Source records:
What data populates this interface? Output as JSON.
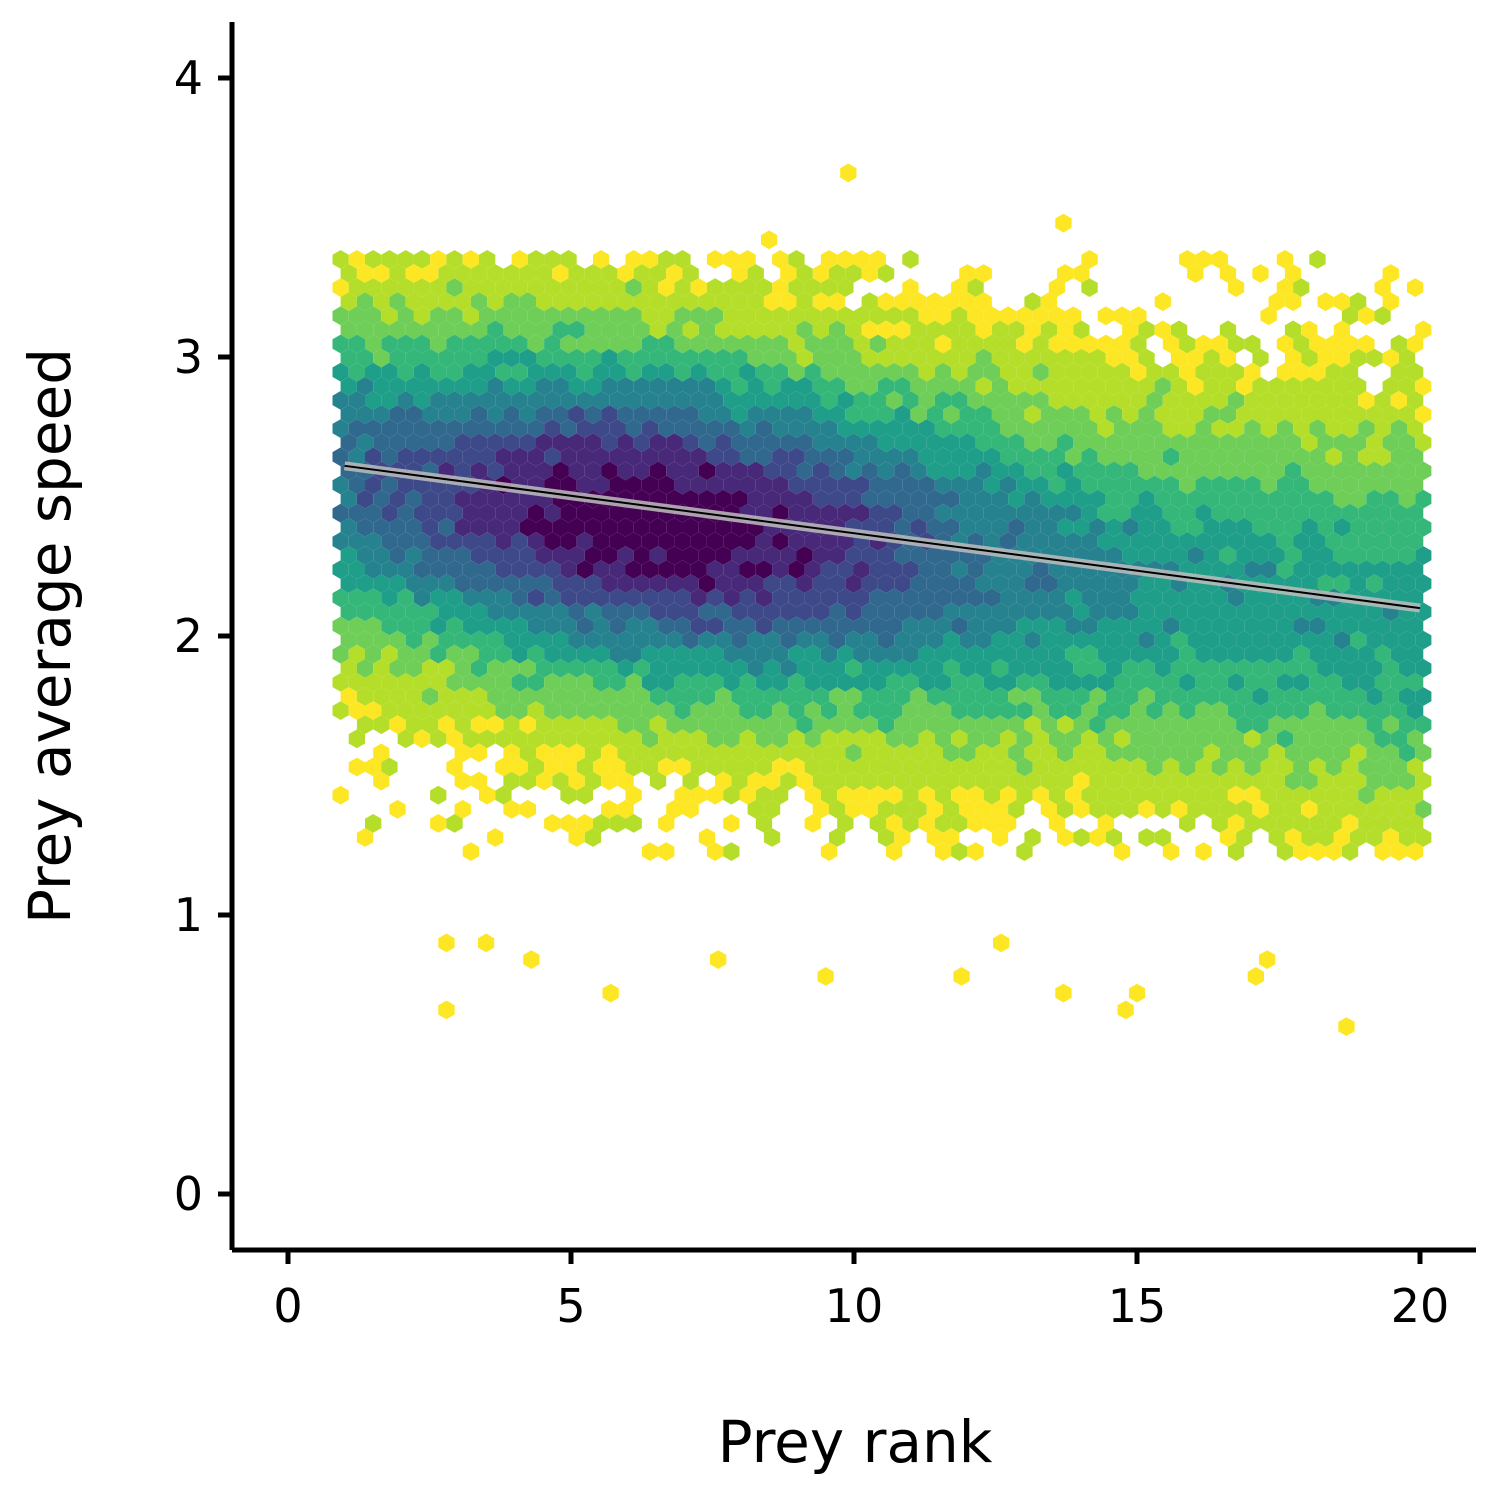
{
  "chart_data": {
    "type": "hexbin",
    "xlabel": "Prey rank",
    "ylabel": "Prey average speed",
    "xlim": [
      -1,
      21
    ],
    "ylim": [
      -0.2,
      4.2
    ],
    "x_ticks": [
      0,
      5,
      10,
      15,
      20
    ],
    "y_ticks": [
      0,
      1,
      2,
      3,
      4
    ],
    "grid": false,
    "legend": "none",
    "colormap": [
      "#fde725",
      "#b5de2b",
      "#6ece58",
      "#35b779",
      "#1f9e89",
      "#26828e",
      "#31688e",
      "#3e4989",
      "#482878",
      "#440154"
    ],
    "density_summary": {
      "x_range": [
        1,
        20
      ],
      "y_core_range": [
        1.3,
        3.2
      ],
      "densest_region": {
        "x": [
          4,
          9
        ],
        "y": [
          2.3,
          2.7
        ]
      }
    },
    "outlier_points": [
      {
        "x": 9.9,
        "y": 3.66
      },
      {
        "x": 13.7,
        "y": 3.48
      },
      {
        "x": 8.5,
        "y": 3.42
      },
      {
        "x": 2.8,
        "y": 0.66
      },
      {
        "x": 5.7,
        "y": 0.72
      },
      {
        "x": 14.8,
        "y": 0.66
      },
      {
        "x": 15.0,
        "y": 0.72
      },
      {
        "x": 18.7,
        "y": 0.6
      },
      {
        "x": 13.7,
        "y": 0.72
      },
      {
        "x": 9.5,
        "y": 0.78
      },
      {
        "x": 11.9,
        "y": 0.78
      },
      {
        "x": 17.1,
        "y": 0.78
      },
      {
        "x": 17.3,
        "y": 0.84
      },
      {
        "x": 4.3,
        "y": 0.84
      },
      {
        "x": 7.6,
        "y": 0.84
      },
      {
        "x": 2.8,
        "y": 0.9
      },
      {
        "x": 3.5,
        "y": 0.9
      },
      {
        "x": 12.6,
        "y": 0.9
      }
    ],
    "trend_line": {
      "type": "linear",
      "color": "#000000",
      "x": [
        1,
        20
      ],
      "y": [
        2.61,
        2.1
      ]
    }
  }
}
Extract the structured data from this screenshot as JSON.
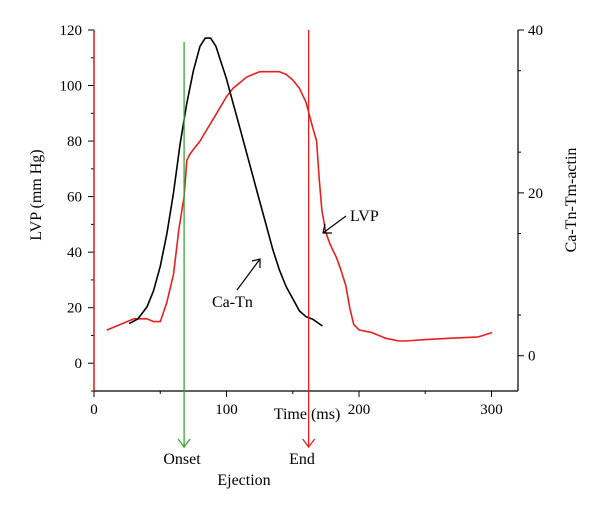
{
  "chart_data": {
    "type": "line",
    "xlabel": "Time (ms)",
    "ylabel_left": "LVP (mm Hg)",
    "ylabel_right": "Ca-Tn-Tm-actin",
    "xlim": [
      0,
      320
    ],
    "ylim_left": [
      -10,
      120
    ],
    "ylim_right": [
      -4.33,
      40
    ],
    "x_ticks": [
      0,
      100,
      200,
      300
    ],
    "y_left_ticks": [
      0,
      20,
      40,
      60,
      80,
      100,
      120
    ],
    "y_right_ticks": [
      0,
      20,
      40
    ],
    "grid": false,
    "series": [
      {
        "name": "LVP",
        "axis": "left",
        "color": "#e8201f",
        "x": [
          10,
          20,
          30,
          40,
          45,
          50,
          55,
          60,
          64,
          68,
          70,
          72,
          75,
          80,
          85,
          90,
          95,
          100,
          105,
          110,
          115,
          120,
          125,
          130,
          135,
          140,
          145,
          150,
          155,
          160,
          165,
          168,
          170,
          172,
          175,
          178,
          180,
          183,
          186,
          190,
          193,
          196,
          200,
          210,
          220,
          230,
          235,
          250,
          270,
          290,
          300
        ],
        "y": [
          12,
          14,
          16,
          16,
          15,
          15,
          22,
          32,
          48,
          60,
          73,
          75,
          77,
          80,
          84,
          88,
          92,
          96,
          99,
          101,
          103,
          104,
          105,
          105,
          105,
          105,
          104,
          102,
          99,
          94,
          85,
          80,
          66,
          55,
          47,
          43,
          41,
          38,
          34,
          28,
          20,
          14,
          12,
          11,
          9,
          8,
          8,
          8.5,
          9,
          9.5,
          11
        ]
      },
      {
        "name": "Ca-Tn",
        "axis": "right",
        "color": "#000000",
        "x": [
          27,
          33,
          40,
          45,
          50,
          55,
          60,
          65,
          70,
          75,
          80,
          84,
          88,
          92,
          96,
          100,
          105,
          110,
          115,
          120,
          125,
          130,
          135,
          140,
          145,
          150,
          155,
          160,
          165,
          172
        ],
        "y": [
          4,
          4.5,
          6,
          8,
          11,
          15,
          20,
          26,
          31,
          35,
          38,
          39,
          39,
          38,
          36,
          34,
          31,
          28,
          25,
          22,
          19,
          16,
          13,
          10.5,
          8.5,
          7,
          5.5,
          4.8,
          4.5,
          3.7
        ]
      }
    ],
    "markers": [
      {
        "name": "onset",
        "x": 68,
        "color": "#3aa637",
        "label": "Onset"
      },
      {
        "name": "end",
        "x": 162,
        "color": "#e8201f",
        "label": "End"
      }
    ],
    "zero_marker": {
      "x": 0,
      "color": "#e8201f"
    },
    "annotations": {
      "ejection": "Ejection",
      "lvp_label": "LVP",
      "catn_label": "Ca-Tn"
    }
  }
}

** Written request **
Without the pictures, repeat all the records word for word.

** Output for this exercise **
What data populates this interface? Output as JSON.
{
  "chart_data": {
    "type": "hexbin",
    "xlabel": "Prey rank",
    "ylabel": "Prey average speed",
    "xlim": [
      -1,
      21
    ],
    "ylim": [
      -0.2,
      4.2
    ],
    "x_ticks": [
      0,
      5,
      10,
      15,
      20
    ],
    "y_ticks": [
      0,
      1,
      2,
      3,
      4
    ],
    "grid": false,
    "legend": "none",
    "colormap": [
      "#fde725",
      "#b5de2b",
      "#6ece58",
      "#35b779",
      "#1f9e89",
      "#26828e",
      "#31688e",
      "#3e4989",
      "#482878",
      "#440154"
    ],
    "density_summary": {
      "x_range": [
        1,
        20
      ],
      "y_core_range": [
        1.3,
        3.2
      ],
      "densest_region": {
        "x": [
          4,
          9
        ],
        "y": [
          2.3,
          2.7
        ]
      }
    },
    "outlier_points": [
      {
        "x": 9.9,
        "y": 3.66
      },
      {
        "x": 13.7,
        "y": 3.48
      },
      {
        "x": 8.5,
        "y": 3.42
      },
      {
        "x": 2.8,
        "y": 0.66
      },
      {
        "x": 5.7,
        "y": 0.72
      },
      {
        "x": 14.8,
        "y": 0.66
      },
      {
        "x": 15.0,
        "y": 0.72
      },
      {
        "x": 18.7,
        "y": 0.6
      },
      {
        "x": 13.7,
        "y": 0.72
      },
      {
        "x": 9.5,
        "y": 0.78
      },
      {
        "x": 11.9,
        "y": 0.78
      },
      {
        "x": 17.1,
        "y": 0.78
      },
      {
        "x": 17.3,
        "y": 0.84
      },
      {
        "x": 4.3,
        "y": 0.84
      },
      {
        "x": 7.6,
        "y": 0.84
      },
      {
        "x": 2.8,
        "y": 0.9
      },
      {
        "x": 3.5,
        "y": 0.9
      },
      {
        "x": 12.6,
        "y": 0.9
      }
    ],
    "trend_line": {
      "type": "linear",
      "color": "#000000",
      "x": [
        1,
        20
      ],
      "y": [
        2.61,
        2.1
      ]
    }
  }
}
Extract the structured data from this screenshot as JSON.
{
  "chart_data": {
    "type": "line",
    "xlabel": "Time (ms)",
    "ylabel_left": "LVP (mm Hg)",
    "ylabel_right": "Ca-Tn-Tm-actin",
    "xlim": [
      0,
      320
    ],
    "ylim_left": [
      -10,
      120
    ],
    "ylim_right": [
      -4.33,
      40
    ],
    "x_ticks": [
      0,
      100,
      200,
      300
    ],
    "y_left_ticks": [
      0,
      20,
      40,
      60,
      80,
      100,
      120
    ],
    "y_right_ticks": [
      0,
      20,
      40
    ],
    "grid": false,
    "series": [
      {
        "name": "LVP",
        "axis": "left",
        "color": "#e8201f",
        "x": [
          10,
          20,
          30,
          40,
          45,
          50,
          55,
          60,
          64,
          68,
          70,
          72,
          75,
          80,
          85,
          90,
          95,
          100,
          105,
          110,
          115,
          120,
          125,
          130,
          135,
          140,
          145,
          150,
          155,
          160,
          165,
          168,
          170,
          172,
          175,
          178,
          180,
          183,
          186,
          190,
          193,
          196,
          200,
          210,
          220,
          230,
          235,
          250,
          270,
          290,
          300
        ],
        "y": [
          12,
          14,
          16,
          16,
          15,
          15,
          22,
          32,
          48,
          60,
          73,
          75,
          77,
          80,
          84,
          88,
          92,
          96,
          99,
          101,
          103,
          104,
          105,
          105,
          105,
          105,
          104,
          102,
          99,
          94,
          85,
          80,
          66,
          55,
          47,
          43,
          41,
          38,
          34,
          28,
          20,
          14,
          12,
          11,
          9,
          8,
          8,
          8.5,
          9,
          9.5,
          11
        ]
      },
      {
        "name": "Ca-Tn",
        "axis": "right",
        "color": "#000000",
        "x": [
          27,
          33,
          40,
          45,
          50,
          55,
          60,
          65,
          70,
          75,
          80,
          84,
          88,
          92,
          96,
          100,
          105,
          110,
          115,
          120,
          125,
          130,
          135,
          140,
          145,
          150,
          155,
          160,
          165,
          172
        ],
        "y": [
          4,
          4.5,
          6,
          8,
          11,
          15,
          20,
          26,
          31,
          35,
          38,
          39,
          39,
          38,
          36,
          34,
          31,
          28,
          25,
          22,
          19,
          16,
          13,
          10.5,
          8.5,
          7,
          5.5,
          4.8,
          4.5,
          3.7
        ]
      }
    ],
    "markers": [
      {
        "name": "onset",
        "x": 68,
        "color": "#3aa637",
        "label": "Onset"
      },
      {
        "name": "end",
        "x": 162,
        "color": "#e8201f",
        "label": "End"
      }
    ],
    "zero_marker": {
      "x": 0,
      "color": "#e8201f"
    },
    "annotations": {
      "ejection": "Ejection",
      "lvp_label": "LVP",
      "catn_label": "Ca-Tn"
    }
  }
}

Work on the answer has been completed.